Dataset rows =>
>> start

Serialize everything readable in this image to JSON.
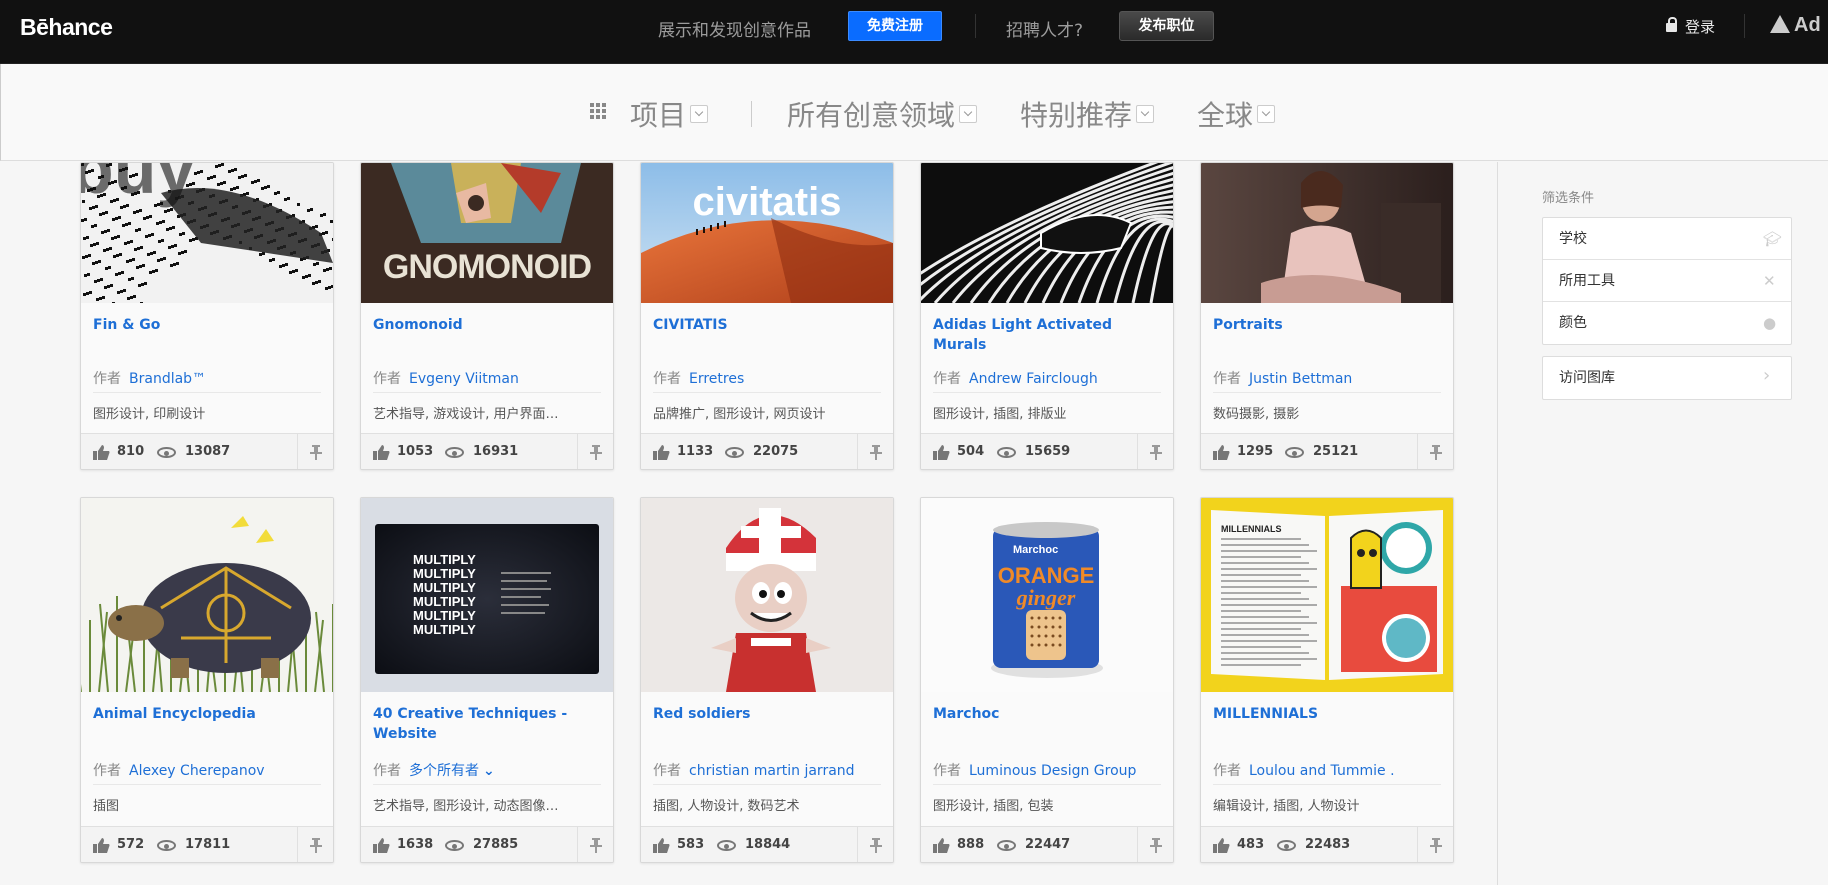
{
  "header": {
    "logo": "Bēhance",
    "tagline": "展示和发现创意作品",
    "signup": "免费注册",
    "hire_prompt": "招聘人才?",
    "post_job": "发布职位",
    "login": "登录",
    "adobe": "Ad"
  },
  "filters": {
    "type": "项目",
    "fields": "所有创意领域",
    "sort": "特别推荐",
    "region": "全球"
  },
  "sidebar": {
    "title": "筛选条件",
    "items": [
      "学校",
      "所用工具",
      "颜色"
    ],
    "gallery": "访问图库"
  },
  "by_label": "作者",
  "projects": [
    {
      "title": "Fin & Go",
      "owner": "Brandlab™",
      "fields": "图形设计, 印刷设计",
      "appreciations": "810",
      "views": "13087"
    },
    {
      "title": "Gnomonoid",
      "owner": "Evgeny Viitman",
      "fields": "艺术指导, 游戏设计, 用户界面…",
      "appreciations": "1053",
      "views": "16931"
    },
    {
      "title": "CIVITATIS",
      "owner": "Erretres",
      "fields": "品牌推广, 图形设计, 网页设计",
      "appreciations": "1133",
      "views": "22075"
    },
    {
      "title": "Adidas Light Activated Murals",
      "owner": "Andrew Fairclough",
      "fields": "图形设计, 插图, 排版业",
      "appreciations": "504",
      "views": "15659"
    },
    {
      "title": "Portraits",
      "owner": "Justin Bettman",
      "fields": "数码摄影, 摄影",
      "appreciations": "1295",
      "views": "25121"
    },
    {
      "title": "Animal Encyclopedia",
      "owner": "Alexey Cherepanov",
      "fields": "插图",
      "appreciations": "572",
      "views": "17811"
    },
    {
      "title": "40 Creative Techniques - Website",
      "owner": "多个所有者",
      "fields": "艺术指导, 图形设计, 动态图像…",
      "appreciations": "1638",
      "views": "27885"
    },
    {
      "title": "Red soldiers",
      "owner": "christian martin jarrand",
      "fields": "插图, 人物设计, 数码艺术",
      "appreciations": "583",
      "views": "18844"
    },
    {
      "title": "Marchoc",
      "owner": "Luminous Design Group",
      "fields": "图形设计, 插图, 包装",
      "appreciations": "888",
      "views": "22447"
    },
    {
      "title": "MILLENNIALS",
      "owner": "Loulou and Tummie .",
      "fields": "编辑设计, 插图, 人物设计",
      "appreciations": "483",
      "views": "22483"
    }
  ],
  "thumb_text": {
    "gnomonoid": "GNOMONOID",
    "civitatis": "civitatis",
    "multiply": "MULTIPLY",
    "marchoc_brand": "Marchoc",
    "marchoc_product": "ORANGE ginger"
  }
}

>> end
>> start

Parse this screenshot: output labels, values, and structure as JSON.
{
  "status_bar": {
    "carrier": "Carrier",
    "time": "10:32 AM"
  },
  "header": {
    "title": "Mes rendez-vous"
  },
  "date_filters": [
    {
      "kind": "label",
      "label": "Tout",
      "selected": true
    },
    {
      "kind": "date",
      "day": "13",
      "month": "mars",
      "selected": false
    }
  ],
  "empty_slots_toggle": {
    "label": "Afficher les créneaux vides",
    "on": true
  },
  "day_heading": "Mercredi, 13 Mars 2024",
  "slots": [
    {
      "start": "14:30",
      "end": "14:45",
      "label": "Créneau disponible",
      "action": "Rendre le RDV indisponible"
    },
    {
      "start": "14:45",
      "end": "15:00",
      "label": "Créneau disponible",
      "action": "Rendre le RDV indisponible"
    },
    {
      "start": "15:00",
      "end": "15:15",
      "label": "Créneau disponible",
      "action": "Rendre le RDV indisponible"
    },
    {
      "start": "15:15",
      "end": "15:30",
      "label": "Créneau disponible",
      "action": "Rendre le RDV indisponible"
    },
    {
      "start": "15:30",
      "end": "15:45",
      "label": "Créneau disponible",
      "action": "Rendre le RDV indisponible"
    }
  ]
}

>> end

What you are asked to do =>
From the listing, copy every line where the string "人物设计" appears.

The solution =>
      "fields": "插图, 人物设计, 数码艺术",
      "fields": "编辑设计, 插图, 人物设计",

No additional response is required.